━━━ The data ━━━

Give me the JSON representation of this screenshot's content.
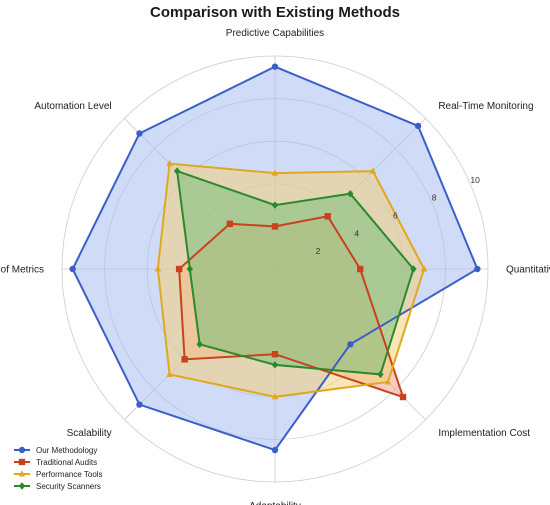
{
  "chart_data": {
    "type": "radar",
    "title": "Comparison with Existing Methods",
    "axes": [
      "Predictive Capabilities",
      "Real-Time Monitoring",
      "Quantitative Precision",
      "Implementation Cost",
      "Adaptability",
      "Scalability",
      "Integration of Metrics",
      "Automation Level"
    ],
    "rlim": [
      0,
      10
    ],
    "rticks": [
      2,
      4,
      6,
      8,
      10
    ],
    "grid": true,
    "legend_position": "bottom-left",
    "series": [
      {
        "name": "Our Methodology",
        "color": "#3b5fc8",
        "fill": "#a9bff0",
        "marker": "circle",
        "values": [
          9.5,
          9.5,
          9.5,
          5.0,
          8.5,
          9.0,
          9.5,
          9.0
        ]
      },
      {
        "name": "Traditional Audits",
        "color": "#c8421c",
        "fill": "#f2a38f",
        "marker": "square",
        "values": [
          2.0,
          3.5,
          4.0,
          8.5,
          4.0,
          6.0,
          4.5,
          3.0
        ]
      },
      {
        "name": "Performance Tools",
        "color": "#e0a820",
        "fill": "#f2cf7d",
        "marker": "triangle",
        "values": [
          4.5,
          6.5,
          7.0,
          7.5,
          6.0,
          7.0,
          5.5,
          7.0
        ]
      },
      {
        "name": "Security Scanners",
        "color": "#2a8a2a",
        "fill": "#7cbf7c",
        "marker": "diamond",
        "values": [
          3.0,
          5.0,
          6.5,
          7.0,
          4.5,
          5.0,
          4.0,
          6.5
        ]
      }
    ]
  }
}
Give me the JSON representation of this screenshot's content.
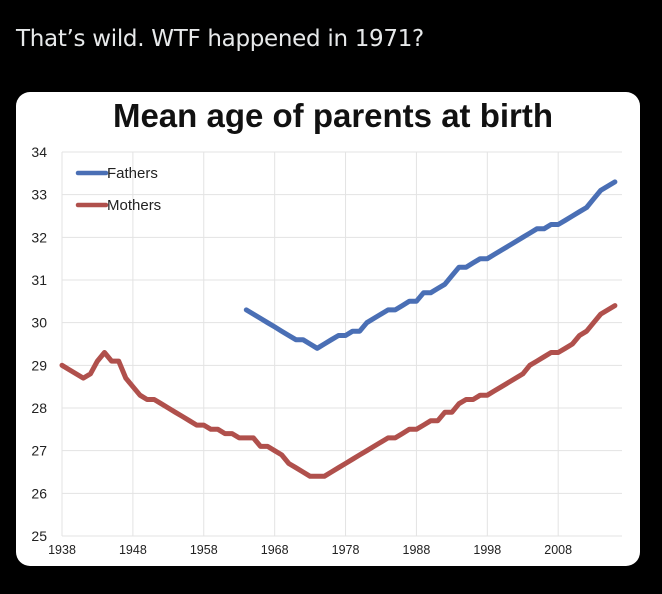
{
  "post": {
    "text": "That’s wild. WTF happened in 1971?"
  },
  "chart_data": {
    "type": "line",
    "title": "Mean age of parents at birth",
    "xlabel": "",
    "ylabel": "",
    "xlim": [
      1938,
      2017
    ],
    "ylim": [
      25,
      34
    ],
    "x_ticks": [
      1938,
      1948,
      1958,
      1968,
      1978,
      1988,
      1998,
      2008
    ],
    "y_ticks": [
      25,
      26,
      27,
      28,
      29,
      30,
      31,
      32,
      33,
      34
    ],
    "grid": true,
    "legend": "top-left",
    "series": [
      {
        "name": "Fathers",
        "color": "#4a6fb5",
        "points": [
          [
            1964,
            30.3
          ],
          [
            1965,
            30.2
          ],
          [
            1966,
            30.1
          ],
          [
            1967,
            30.0
          ],
          [
            1968,
            29.9
          ],
          [
            1969,
            29.8
          ],
          [
            1970,
            29.7
          ],
          [
            1971,
            29.6
          ],
          [
            1972,
            29.6
          ],
          [
            1973,
            29.5
          ],
          [
            1974,
            29.4
          ],
          [
            1975,
            29.5
          ],
          [
            1976,
            29.6
          ],
          [
            1977,
            29.7
          ],
          [
            1978,
            29.7
          ],
          [
            1979,
            29.8
          ],
          [
            1980,
            29.8
          ],
          [
            1981,
            30.0
          ],
          [
            1982,
            30.1
          ],
          [
            1983,
            30.2
          ],
          [
            1984,
            30.3
          ],
          [
            1985,
            30.3
          ],
          [
            1986,
            30.4
          ],
          [
            1987,
            30.5
          ],
          [
            1988,
            30.5
          ],
          [
            1989,
            30.7
          ],
          [
            1990,
            30.7
          ],
          [
            1991,
            30.8
          ],
          [
            1992,
            30.9
          ],
          [
            1993,
            31.1
          ],
          [
            1994,
            31.3
          ],
          [
            1995,
            31.3
          ],
          [
            1996,
            31.4
          ],
          [
            1997,
            31.5
          ],
          [
            1998,
            31.5
          ],
          [
            1999,
            31.6
          ],
          [
            2000,
            31.7
          ],
          [
            2001,
            31.8
          ],
          [
            2002,
            31.9
          ],
          [
            2003,
            32.0
          ],
          [
            2004,
            32.1
          ],
          [
            2005,
            32.2
          ],
          [
            2006,
            32.2
          ],
          [
            2007,
            32.3
          ],
          [
            2008,
            32.3
          ],
          [
            2009,
            32.4
          ],
          [
            2010,
            32.5
          ],
          [
            2011,
            32.6
          ],
          [
            2012,
            32.7
          ],
          [
            2013,
            32.9
          ],
          [
            2014,
            33.1
          ],
          [
            2015,
            33.2
          ],
          [
            2016,
            33.3
          ]
        ]
      },
      {
        "name": "Mothers",
        "color": "#b0504c",
        "points": [
          [
            1938,
            29.0
          ],
          [
            1939,
            28.9
          ],
          [
            1940,
            28.8
          ],
          [
            1941,
            28.7
          ],
          [
            1942,
            28.8
          ],
          [
            1943,
            29.1
          ],
          [
            1944,
            29.3
          ],
          [
            1945,
            29.1
          ],
          [
            1946,
            29.1
          ],
          [
            1947,
            28.7
          ],
          [
            1948,
            28.5
          ],
          [
            1949,
            28.3
          ],
          [
            1950,
            28.2
          ],
          [
            1951,
            28.2
          ],
          [
            1952,
            28.1
          ],
          [
            1953,
            28.0
          ],
          [
            1954,
            27.9
          ],
          [
            1955,
            27.8
          ],
          [
            1956,
            27.7
          ],
          [
            1957,
            27.6
          ],
          [
            1958,
            27.6
          ],
          [
            1959,
            27.5
          ],
          [
            1960,
            27.5
          ],
          [
            1961,
            27.4
          ],
          [
            1962,
            27.4
          ],
          [
            1963,
            27.3
          ],
          [
            1964,
            27.3
          ],
          [
            1965,
            27.3
          ],
          [
            1966,
            27.1
          ],
          [
            1967,
            27.1
          ],
          [
            1968,
            27.0
          ],
          [
            1969,
            26.9
          ],
          [
            1970,
            26.7
          ],
          [
            1971,
            26.6
          ],
          [
            1972,
            26.5
          ],
          [
            1973,
            26.4
          ],
          [
            1974,
            26.4
          ],
          [
            1975,
            26.4
          ],
          [
            1976,
            26.5
          ],
          [
            1977,
            26.6
          ],
          [
            1978,
            26.7
          ],
          [
            1979,
            26.8
          ],
          [
            1980,
            26.9
          ],
          [
            1981,
            27.0
          ],
          [
            1982,
            27.1
          ],
          [
            1983,
            27.2
          ],
          [
            1984,
            27.3
          ],
          [
            1985,
            27.3
          ],
          [
            1986,
            27.4
          ],
          [
            1987,
            27.5
          ],
          [
            1988,
            27.5
          ],
          [
            1989,
            27.6
          ],
          [
            1990,
            27.7
          ],
          [
            1991,
            27.7
          ],
          [
            1992,
            27.9
          ],
          [
            1993,
            27.9
          ],
          [
            1994,
            28.1
          ],
          [
            1995,
            28.2
          ],
          [
            1996,
            28.2
          ],
          [
            1997,
            28.3
          ],
          [
            1998,
            28.3
          ],
          [
            1999,
            28.4
          ],
          [
            2000,
            28.5
          ],
          [
            2001,
            28.6
          ],
          [
            2002,
            28.7
          ],
          [
            2003,
            28.8
          ],
          [
            2004,
            29.0
          ],
          [
            2005,
            29.1
          ],
          [
            2006,
            29.2
          ],
          [
            2007,
            29.3
          ],
          [
            2008,
            29.3
          ],
          [
            2009,
            29.4
          ],
          [
            2010,
            29.5
          ],
          [
            2011,
            29.7
          ],
          [
            2012,
            29.8
          ],
          [
            2013,
            30.0
          ],
          [
            2014,
            30.2
          ],
          [
            2015,
            30.3
          ],
          [
            2016,
            30.4
          ]
        ]
      }
    ]
  }
}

━━━

Task instructions
Make an exact copy of the data above, pictures excluded.

Exercise answer
Give me the JSON representation of this screenshot's content.
{
  "chart_data": {
    "type": "radar",
    "title": "Comparison with Existing Methods",
    "axes": [
      "Predictive Capabilities",
      "Real-Time Monitoring",
      "Quantitative Precision",
      "Implementation Cost",
      "Adaptability",
      "Scalability",
      "Integration of Metrics",
      "Automation Level"
    ],
    "rlim": [
      0,
      10
    ],
    "rticks": [
      2,
      4,
      6,
      8,
      10
    ],
    "grid": true,
    "legend_position": "bottom-left",
    "series": [
      {
        "name": "Our Methodology",
        "color": "#3b5fc8",
        "fill": "#a9bff0",
        "marker": "circle",
        "values": [
          9.5,
          9.5,
          9.5,
          5.0,
          8.5,
          9.0,
          9.5,
          9.0
        ]
      },
      {
        "name": "Traditional Audits",
        "color": "#c8421c",
        "fill": "#f2a38f",
        "marker": "square",
        "values": [
          2.0,
          3.5,
          4.0,
          8.5,
          4.0,
          6.0,
          4.5,
          3.0
        ]
      },
      {
        "name": "Performance Tools",
        "color": "#e0a820",
        "fill": "#f2cf7d",
        "marker": "triangle",
        "values": [
          4.5,
          6.5,
          7.0,
          7.5,
          6.0,
          7.0,
          5.5,
          7.0
        ]
      },
      {
        "name": "Security Scanners",
        "color": "#2a8a2a",
        "fill": "#7cbf7c",
        "marker": "diamond",
        "values": [
          3.0,
          5.0,
          6.5,
          7.0,
          4.5,
          5.0,
          4.0,
          6.5
        ]
      }
    ]
  }
}
Give me the JSON representation of this screenshot's content.
{
  "post": {
    "text": "That’s wild. WTF happened in 1971?"
  },
  "chart_data": {
    "type": "line",
    "title": "Mean age of parents at birth",
    "xlabel": "",
    "ylabel": "",
    "xlim": [
      1938,
      2017
    ],
    "ylim": [
      25,
      34
    ],
    "x_ticks": [
      1938,
      1948,
      1958,
      1968,
      1978,
      1988,
      1998,
      2008
    ],
    "y_ticks": [
      25,
      26,
      27,
      28,
      29,
      30,
      31,
      32,
      33,
      34
    ],
    "grid": true,
    "legend": "top-left",
    "series": [
      {
        "name": "Fathers",
        "color": "#4a6fb5",
        "points": [
          [
            1964,
            30.3
          ],
          [
            1965,
            30.2
          ],
          [
            1966,
            30.1
          ],
          [
            1967,
            30.0
          ],
          [
            1968,
            29.9
          ],
          [
            1969,
            29.8
          ],
          [
            1970,
            29.7
          ],
          [
            1971,
            29.6
          ],
          [
            1972,
            29.6
          ],
          [
            1973,
            29.5
          ],
          [
            1974,
            29.4
          ],
          [
            1975,
            29.5
          ],
          [
            1976,
            29.6
          ],
          [
            1977,
            29.7
          ],
          [
            1978,
            29.7
          ],
          [
            1979,
            29.8
          ],
          [
            1980,
            29.8
          ],
          [
            1981,
            30.0
          ],
          [
            1982,
            30.1
          ],
          [
            1983,
            30.2
          ],
          [
            1984,
            30.3
          ],
          [
            1985,
            30.3
          ],
          [
            1986,
            30.4
          ],
          [
            1987,
            30.5
          ],
          [
            1988,
            30.5
          ],
          [
            1989,
            30.7
          ],
          [
            1990,
            30.7
          ],
          [
            1991,
            30.8
          ],
          [
            1992,
            30.9
          ],
          [
            1993,
            31.1
          ],
          [
            1994,
            31.3
          ],
          [
            1995,
            31.3
          ],
          [
            1996,
            31.4
          ],
          [
            1997,
            31.5
          ],
          [
            1998,
            31.5
          ],
          [
            1999,
            31.6
          ],
          [
            2000,
            31.7
          ],
          [
            2001,
            31.8
          ],
          [
            2002,
            31.9
          ],
          [
            2003,
            32.0
          ],
          [
            2004,
            32.1
          ],
          [
            2005,
            32.2
          ],
          [
            2006,
            32.2
          ],
          [
            2007,
            32.3
          ],
          [
            2008,
            32.3
          ],
          [
            2009,
            32.4
          ],
          [
            2010,
            32.5
          ],
          [
            2011,
            32.6
          ],
          [
            2012,
            32.7
          ],
          [
            2013,
            32.9
          ],
          [
            2014,
            33.1
          ],
          [
            2015,
            33.2
          ],
          [
            2016,
            33.3
          ]
        ]
      },
      {
        "name": "Mothers",
        "color": "#b0504c",
        "points": [
          [
            1938,
            29.0
          ],
          [
            1939,
            28.9
          ],
          [
            1940,
            28.8
          ],
          [
            1941,
            28.7
          ],
          [
            1942,
            28.8
          ],
          [
            1943,
            29.1
          ],
          [
            1944,
            29.3
          ],
          [
            1945,
            29.1
          ],
          [
            1946,
            29.1
          ],
          [
            1947,
            28.7
          ],
          [
            1948,
            28.5
          ],
          [
            1949,
            28.3
          ],
          [
            1950,
            28.2
          ],
          [
            1951,
            28.2
          ],
          [
            1952,
            28.1
          ],
          [
            1953,
            28.0
          ],
          [
            1954,
            27.9
          ],
          [
            1955,
            27.8
          ],
          [
            1956,
            27.7
          ],
          [
            1957,
            27.6
          ],
          [
            1958,
            27.6
          ],
          [
            1959,
            27.5
          ],
          [
            1960,
            27.5
          ],
          [
            1961,
            27.4
          ],
          [
            1962,
            27.4
          ],
          [
            1963,
            27.3
          ],
          [
            1964,
            27.3
          ],
          [
            1965,
            27.3
          ],
          [
            1966,
            27.1
          ],
          [
            1967,
            27.1
          ],
          [
            1968,
            27.0
          ],
          [
            1969,
            26.9
          ],
          [
            1970,
            26.7
          ],
          [
            1971,
            26.6
          ],
          [
            1972,
            26.5
          ],
          [
            1973,
            26.4
          ],
          [
            1974,
            26.4
          ],
          [
            1975,
            26.4
          ],
          [
            1976,
            26.5
          ],
          [
            1977,
            26.6
          ],
          [
            1978,
            26.7
          ],
          [
            1979,
            26.8
          ],
          [
            1980,
            26.9
          ],
          [
            1981,
            27.0
          ],
          [
            1982,
            27.1
          ],
          [
            1983,
            27.2
          ],
          [
            1984,
            27.3
          ],
          [
            1985,
            27.3
          ],
          [
            1986,
            27.4
          ],
          [
            1987,
            27.5
          ],
          [
            1988,
            27.5
          ],
          [
            1989,
            27.6
          ],
          [
            1990,
            27.7
          ],
          [
            1991,
            27.7
          ],
          [
            1992,
            27.9
          ],
          [
            1993,
            27.9
          ],
          [
            1994,
            28.1
          ],
          [
            1995,
            28.2
          ],
          [
            1996,
            28.2
          ],
          [
            1997,
            28.3
          ],
          [
            1998,
            28.3
          ],
          [
            1999,
            28.4
          ],
          [
            2000,
            28.5
          ],
          [
            2001,
            28.6
          ],
          [
            2002,
            28.7
          ],
          [
            2003,
            28.8
          ],
          [
            2004,
            29.0
          ],
          [
            2005,
            29.1
          ],
          [
            2006,
            29.2
          ],
          [
            2007,
            29.3
          ],
          [
            2008,
            29.3
          ],
          [
            2009,
            29.4
          ],
          [
            2010,
            29.5
          ],
          [
            2011,
            29.7
          ],
          [
            2012,
            29.8
          ],
          [
            2013,
            30.0
          ],
          [
            2014,
            30.2
          ],
          [
            2015,
            30.3
          ],
          [
            2016,
            30.4
          ]
        ]
      }
    ]
  }
}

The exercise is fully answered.